Given records ->
------------------------------

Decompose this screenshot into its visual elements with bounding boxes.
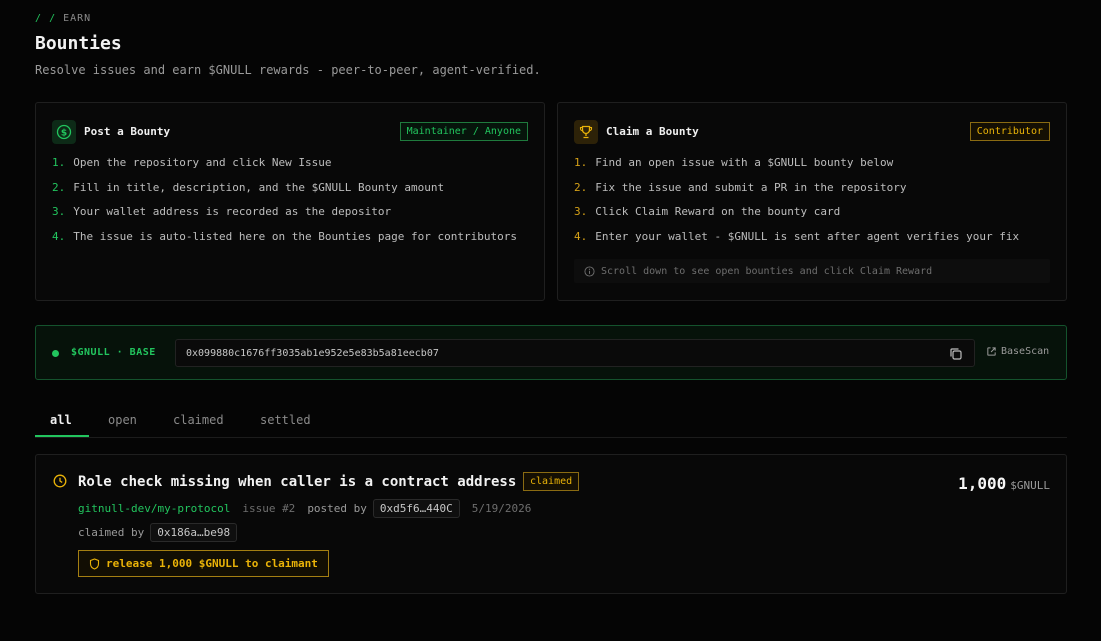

------------------------------

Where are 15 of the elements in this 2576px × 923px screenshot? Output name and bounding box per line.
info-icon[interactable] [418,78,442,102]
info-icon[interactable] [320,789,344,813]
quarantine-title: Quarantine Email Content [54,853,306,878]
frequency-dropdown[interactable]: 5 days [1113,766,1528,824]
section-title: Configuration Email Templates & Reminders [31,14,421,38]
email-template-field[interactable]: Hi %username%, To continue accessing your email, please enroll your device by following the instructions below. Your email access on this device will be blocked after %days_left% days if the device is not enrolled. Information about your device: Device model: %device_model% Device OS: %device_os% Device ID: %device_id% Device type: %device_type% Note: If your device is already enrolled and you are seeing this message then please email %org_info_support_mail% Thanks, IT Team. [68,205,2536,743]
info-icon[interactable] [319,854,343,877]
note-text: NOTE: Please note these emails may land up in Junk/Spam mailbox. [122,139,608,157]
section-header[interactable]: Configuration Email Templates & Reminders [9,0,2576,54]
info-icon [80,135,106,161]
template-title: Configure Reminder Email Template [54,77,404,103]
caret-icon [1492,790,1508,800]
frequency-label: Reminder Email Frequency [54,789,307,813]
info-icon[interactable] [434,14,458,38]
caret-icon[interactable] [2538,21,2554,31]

------------------------------

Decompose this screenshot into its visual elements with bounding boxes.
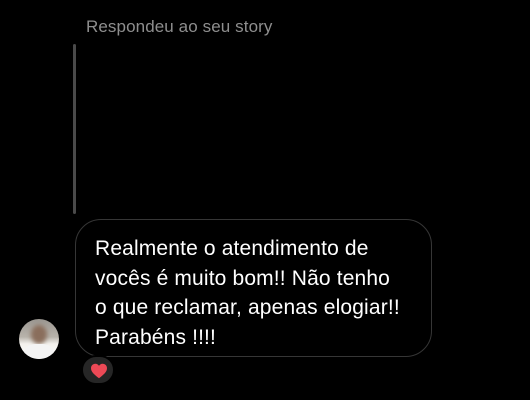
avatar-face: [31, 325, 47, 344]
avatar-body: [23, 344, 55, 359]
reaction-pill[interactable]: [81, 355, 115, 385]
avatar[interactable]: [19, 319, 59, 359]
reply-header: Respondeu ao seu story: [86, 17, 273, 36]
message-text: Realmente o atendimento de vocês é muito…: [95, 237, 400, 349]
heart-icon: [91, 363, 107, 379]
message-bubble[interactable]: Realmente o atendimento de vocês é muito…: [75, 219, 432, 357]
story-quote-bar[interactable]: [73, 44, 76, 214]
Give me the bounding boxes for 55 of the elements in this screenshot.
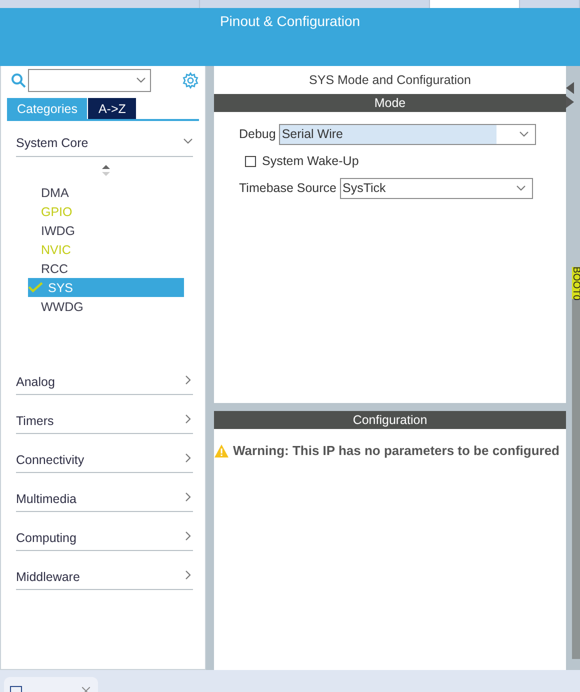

------------------------------

Challenge -> Show each line of the material above that contains the string "elements", treating uppercase and lowercase letters as distinct.

Response to this exercise ->
Decompose this screenshot into its visual elements with bounding boxes.
Where are 15 of the elements in this 2576px × 923px screenshot? Output name and bounding box per line.
Decompose this screenshot into its visual elements with bounding boxes.
Give me the bounding boxes for 55 of the elements in this screenshot.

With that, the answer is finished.